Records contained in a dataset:
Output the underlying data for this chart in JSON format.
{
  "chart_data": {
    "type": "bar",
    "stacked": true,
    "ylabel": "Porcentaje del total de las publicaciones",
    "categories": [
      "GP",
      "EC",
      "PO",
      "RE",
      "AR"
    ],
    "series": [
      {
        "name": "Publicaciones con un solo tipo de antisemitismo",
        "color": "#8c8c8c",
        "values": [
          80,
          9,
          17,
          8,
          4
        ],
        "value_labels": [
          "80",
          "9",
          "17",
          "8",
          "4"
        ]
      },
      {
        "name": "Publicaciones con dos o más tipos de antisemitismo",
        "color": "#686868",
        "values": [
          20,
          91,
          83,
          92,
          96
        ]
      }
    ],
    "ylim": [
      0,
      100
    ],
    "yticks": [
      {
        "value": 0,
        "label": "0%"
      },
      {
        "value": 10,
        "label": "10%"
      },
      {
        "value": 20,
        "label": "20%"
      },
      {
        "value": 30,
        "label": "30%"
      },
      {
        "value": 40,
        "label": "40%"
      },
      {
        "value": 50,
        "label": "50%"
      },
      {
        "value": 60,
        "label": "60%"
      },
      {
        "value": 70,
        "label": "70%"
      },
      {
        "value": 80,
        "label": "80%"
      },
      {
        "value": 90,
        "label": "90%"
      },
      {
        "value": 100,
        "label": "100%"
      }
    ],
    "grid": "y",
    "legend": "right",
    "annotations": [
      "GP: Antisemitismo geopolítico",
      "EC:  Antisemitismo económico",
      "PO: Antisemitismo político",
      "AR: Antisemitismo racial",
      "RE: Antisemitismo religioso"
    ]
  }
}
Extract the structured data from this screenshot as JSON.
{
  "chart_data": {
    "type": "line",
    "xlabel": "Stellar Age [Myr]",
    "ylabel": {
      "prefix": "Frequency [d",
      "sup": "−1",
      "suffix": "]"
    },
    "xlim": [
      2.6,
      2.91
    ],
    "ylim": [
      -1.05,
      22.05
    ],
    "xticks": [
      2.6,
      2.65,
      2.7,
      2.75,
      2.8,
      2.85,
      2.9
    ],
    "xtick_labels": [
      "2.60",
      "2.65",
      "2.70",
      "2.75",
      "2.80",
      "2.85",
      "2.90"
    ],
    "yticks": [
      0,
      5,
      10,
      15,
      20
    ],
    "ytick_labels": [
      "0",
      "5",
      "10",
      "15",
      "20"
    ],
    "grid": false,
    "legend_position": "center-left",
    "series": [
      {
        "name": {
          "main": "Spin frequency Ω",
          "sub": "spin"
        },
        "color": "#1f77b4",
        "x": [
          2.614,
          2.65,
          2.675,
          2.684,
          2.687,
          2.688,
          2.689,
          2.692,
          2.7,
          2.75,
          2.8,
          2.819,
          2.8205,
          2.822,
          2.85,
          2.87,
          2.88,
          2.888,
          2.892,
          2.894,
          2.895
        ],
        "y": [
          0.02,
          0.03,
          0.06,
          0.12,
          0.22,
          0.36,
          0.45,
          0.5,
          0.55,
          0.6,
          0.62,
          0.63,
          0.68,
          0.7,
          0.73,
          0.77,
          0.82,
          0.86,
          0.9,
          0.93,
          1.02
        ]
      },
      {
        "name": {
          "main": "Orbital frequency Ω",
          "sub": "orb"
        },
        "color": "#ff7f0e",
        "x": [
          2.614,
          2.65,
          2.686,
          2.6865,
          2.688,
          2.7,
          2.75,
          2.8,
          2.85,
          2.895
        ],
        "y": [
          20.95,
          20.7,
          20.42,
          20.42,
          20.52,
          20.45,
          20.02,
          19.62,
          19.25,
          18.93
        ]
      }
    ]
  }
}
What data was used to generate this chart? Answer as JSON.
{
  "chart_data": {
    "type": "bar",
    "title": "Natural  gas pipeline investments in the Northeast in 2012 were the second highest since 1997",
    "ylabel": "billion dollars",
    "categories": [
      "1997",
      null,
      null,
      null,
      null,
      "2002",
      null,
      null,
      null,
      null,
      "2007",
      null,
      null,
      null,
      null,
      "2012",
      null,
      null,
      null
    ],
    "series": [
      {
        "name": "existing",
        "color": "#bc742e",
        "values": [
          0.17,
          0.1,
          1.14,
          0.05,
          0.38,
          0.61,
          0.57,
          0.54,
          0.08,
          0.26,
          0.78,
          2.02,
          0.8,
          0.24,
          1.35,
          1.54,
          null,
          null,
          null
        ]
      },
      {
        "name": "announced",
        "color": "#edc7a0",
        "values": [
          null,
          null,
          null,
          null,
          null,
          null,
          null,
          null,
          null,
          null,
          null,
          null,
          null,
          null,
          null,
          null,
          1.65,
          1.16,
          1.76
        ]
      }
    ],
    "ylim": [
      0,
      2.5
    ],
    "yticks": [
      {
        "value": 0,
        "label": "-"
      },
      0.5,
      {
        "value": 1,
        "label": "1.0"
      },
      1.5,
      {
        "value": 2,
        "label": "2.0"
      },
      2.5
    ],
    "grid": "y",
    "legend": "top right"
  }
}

Stated task → Retype the whole listing above exactly.

Solution to this exercise →
Output the underlying data for this chart in JSON format.
{
  "chart_data": {
    "type": "bar",
    "stacked": true,
    "ylabel": "Porcentaje del total de las publicaciones",
    "categories": [
      "GP",
      "EC",
      "PO",
      "RE",
      "AR"
    ],
    "series": [
      {
        "name": "Publicaciones con un solo tipo de antisemitismo",
        "color": "#8c8c8c",
        "values": [
          80,
          9,
          17,
          8,
          4
        ],
        "value_labels": [
          "80",
          "9",
          "17",
          "8",
          "4"
        ]
      },
      {
        "name": "Publicaciones con dos o más tipos de antisemitismo",
        "color": "#686868",
        "values": [
          20,
          91,
          83,
          92,
          96
        ]
      }
    ],
    "ylim": [
      0,
      100
    ],
    "yticks": [
      {
        "value": 0,
        "label": "0%"
      },
      {
        "value": 10,
        "label": "10%"
      },
      {
        "value": 20,
        "label": "20%"
      },
      {
        "value": 30,
        "label": "30%"
      },
      {
        "value": 40,
        "label": "40%"
      },
      {
        "value": 50,
        "label": "50%"
      },
      {
        "value": 60,
        "label": "60%"
      },
      {
        "value": 70,
        "label": "70%"
      },
      {
        "value": 80,
        "label": "80%"
      },
      {
        "value": 90,
        "label": "90%"
      },
      {
        "value": 100,
        "label": "100%"
      }
    ],
    "grid": "y",
    "legend": "right",
    "annotations": [
      "GP: Antisemitismo geopolítico",
      "EC:  Antisemitismo económico",
      "PO: Antisemitismo político",
      "AR: Antisemitismo racial",
      "RE: Antisemitismo religioso"
    ]
  }
}
Extract the structured data from this screenshot as JSON.
{
  "chart_data": {
    "type": "line",
    "xlabel": "Stellar Age [Myr]",
    "ylabel": {
      "prefix": "Frequency [d",
      "sup": "−1",
      "suffix": "]"
    },
    "xlim": [
      2.6,
      2.91
    ],
    "ylim": [
      -1.05,
      22.05
    ],
    "xticks": [
      2.6,
      2.65,
      2.7,
      2.75,
      2.8,
      2.85,
      2.9
    ],
    "xtick_labels": [
      "2.60",
      "2.65",
      "2.70",
      "2.75",
      "2.80",
      "2.85",
      "2.90"
    ],
    "yticks": [
      0,
      5,
      10,
      15,
      20
    ],
    "ytick_labels": [
      "0",
      "5",
      "10",
      "15",
      "20"
    ],
    "grid": false,
    "legend_position": "center-left",
    "series": [
      {
        "name": {
          "main": "Spin frequency Ω",
          "sub": "spin"
        },
        "color": "#1f77b4",
        "x": [
          2.614,
          2.65,
          2.675,
          2.684,
          2.687,
          2.688,
          2.689,
          2.692,
          2.7,
          2.75,
          2.8,
          2.819,
          2.8205,
          2.822,
          2.85,
          2.87,
          2.88,
          2.888,
          2.892,
          2.894,
          2.895
        ],
        "y": [
          0.02,
          0.03,
          0.06,
          0.12,
          0.22,
          0.36,
          0.45,
          0.5,
          0.55,
          0.6,
          0.62,
          0.63,
          0.68,
          0.7,
          0.73,
          0.77,
          0.82,
          0.86,
          0.9,
          0.93,
          1.02
        ]
      },
      {
        "name": {
          "main": "Orbital frequency Ω",
          "sub": "orb"
        },
        "color": "#ff7f0e",
        "x": [
          2.614,
          2.65,
          2.686,
          2.6865,
          2.688,
          2.7,
          2.75,
          2.8,
          2.85,
          2.895
        ],
        "y": [
          20.95,
          20.7,
          20.42,
          20.42,
          20.52,
          20.45,
          20.02,
          19.62,
          19.25,
          18.93
        ]
      }
    ]
  }
}
What data was used to generate this chart? Answer as JSON.
{
  "chart_data": {
    "type": "bar",
    "title": "Natural  gas pipeline investments in the Northeast in 2012 were the second highest since 1997",
    "ylabel": "billion dollars",
    "categories": [
      "1997",
      null,
      null,
      null,
      null,
      "2002",
      null,
      null,
      null,
      null,
      "2007",
      null,
      null,
      null,
      null,
      "2012",
      null,
      null,
      null
    ],
    "series": [
      {
        "name": "existing",
        "color": "#bc742e",
        "values": [
          0.17,
          0.1,
          1.14,
          0.05,
          0.38,
          0.61,
          0.57,
          0.54,
          0.08,
          0.26,
          0.78,
          2.02,
          0.8,
          0.24,
          1.35,
          1.54,
          null,
          null,
          null
        ]
      },
      {
        "name": "announced",
        "color": "#edc7a0",
        "values": [
          null,
          null,
          null,
          null,
          null,
          null,
          null,
          null,
          null,
          null,
          null,
          null,
          null,
          null,
          null,
          null,
          1.65,
          1.16,
          1.76
        ]
      }
    ],
    "ylim": [
      0,
      2.5
    ],
    "yticks": [
      {
        "value": 0,
        "label": "-"
      },
      0.5,
      {
        "value": 1,
        "label": "1.0"
      },
      1.5,
      {
        "value": 2,
        "label": "2.0"
      },
      2.5
    ],
    "grid": "y",
    "legend": "top right"
  }
}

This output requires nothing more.